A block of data

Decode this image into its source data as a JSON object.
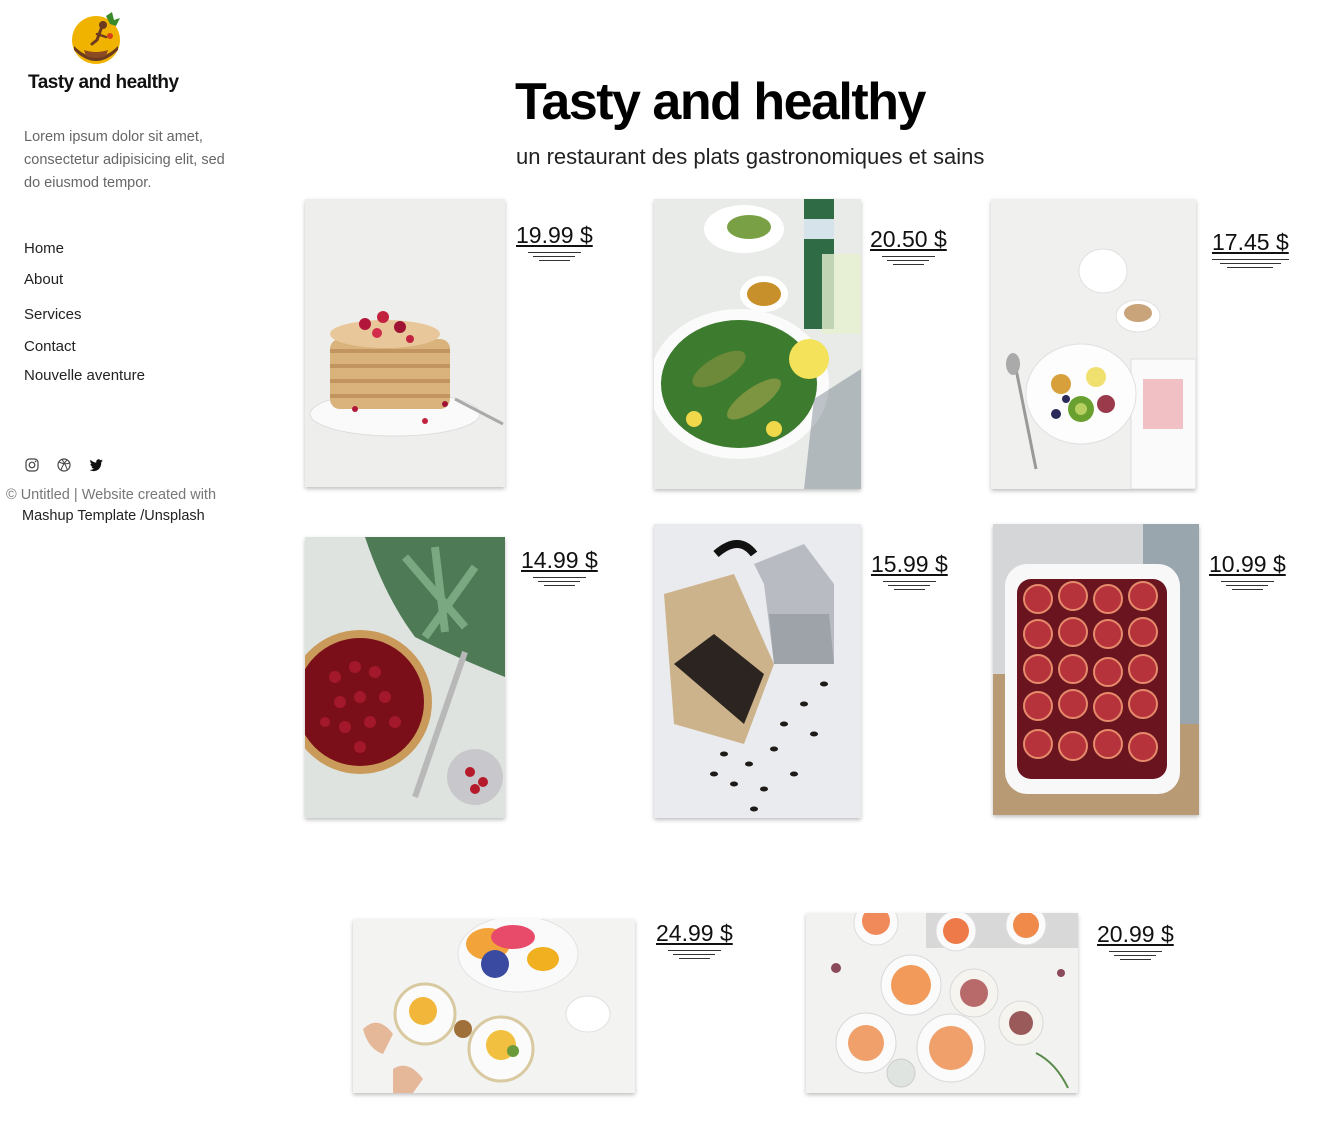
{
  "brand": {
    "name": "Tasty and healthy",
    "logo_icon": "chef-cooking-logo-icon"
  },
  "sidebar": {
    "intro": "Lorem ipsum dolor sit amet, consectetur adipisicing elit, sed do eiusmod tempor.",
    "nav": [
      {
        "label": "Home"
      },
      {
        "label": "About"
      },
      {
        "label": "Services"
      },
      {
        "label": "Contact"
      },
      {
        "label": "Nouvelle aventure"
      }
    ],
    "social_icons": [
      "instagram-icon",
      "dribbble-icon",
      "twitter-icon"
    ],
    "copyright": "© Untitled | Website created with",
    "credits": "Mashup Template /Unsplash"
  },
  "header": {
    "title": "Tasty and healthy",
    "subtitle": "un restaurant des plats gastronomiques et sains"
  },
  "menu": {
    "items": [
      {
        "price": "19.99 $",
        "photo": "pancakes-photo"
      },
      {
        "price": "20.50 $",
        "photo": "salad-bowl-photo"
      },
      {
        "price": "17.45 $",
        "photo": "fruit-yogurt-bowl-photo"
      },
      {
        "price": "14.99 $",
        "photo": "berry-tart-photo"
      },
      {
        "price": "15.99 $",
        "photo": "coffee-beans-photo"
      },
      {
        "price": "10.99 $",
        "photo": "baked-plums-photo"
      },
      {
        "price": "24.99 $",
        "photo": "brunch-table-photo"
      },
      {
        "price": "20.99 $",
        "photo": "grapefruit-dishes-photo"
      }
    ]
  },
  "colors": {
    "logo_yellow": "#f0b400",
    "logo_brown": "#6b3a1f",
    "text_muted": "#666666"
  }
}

#### WHAT IS NEEDED:
Return every line of the records exactly as given, pictures excluded.

#### EXERCISE RESPONSE:
Decode this image into its source data as a JSON object.
{
  "brand": {
    "name": "Tasty and healthy",
    "logo_icon": "chef-cooking-logo-icon"
  },
  "sidebar": {
    "intro": "Lorem ipsum dolor sit amet, consectetur adipisicing elit, sed do eiusmod tempor.",
    "nav": [
      {
        "label": "Home"
      },
      {
        "label": "About"
      },
      {
        "label": "Services"
      },
      {
        "label": "Contact"
      },
      {
        "label": "Nouvelle aventure"
      }
    ],
    "social_icons": [
      "instagram-icon",
      "dribbble-icon",
      "twitter-icon"
    ],
    "copyright": "© Untitled | Website created with",
    "credits": "Mashup Template /Unsplash"
  },
  "header": {
    "title": "Tasty and healthy",
    "subtitle": "un restaurant des plats gastronomiques et sains"
  },
  "menu": {
    "items": [
      {
        "price": "19.99 $",
        "photo": "pancakes-photo"
      },
      {
        "price": "20.50 $",
        "photo": "salad-bowl-photo"
      },
      {
        "price": "17.45 $",
        "photo": "fruit-yogurt-bowl-photo"
      },
      {
        "price": "14.99 $",
        "photo": "berry-tart-photo"
      },
      {
        "price": "15.99 $",
        "photo": "coffee-beans-photo"
      },
      {
        "price": "10.99 $",
        "photo": "baked-plums-photo"
      },
      {
        "price": "24.99 $",
        "photo": "brunch-table-photo"
      },
      {
        "price": "20.99 $",
        "photo": "grapefruit-dishes-photo"
      }
    ]
  },
  "colors": {
    "logo_yellow": "#f0b400",
    "logo_brown": "#6b3a1f",
    "text_muted": "#666666"
  }
}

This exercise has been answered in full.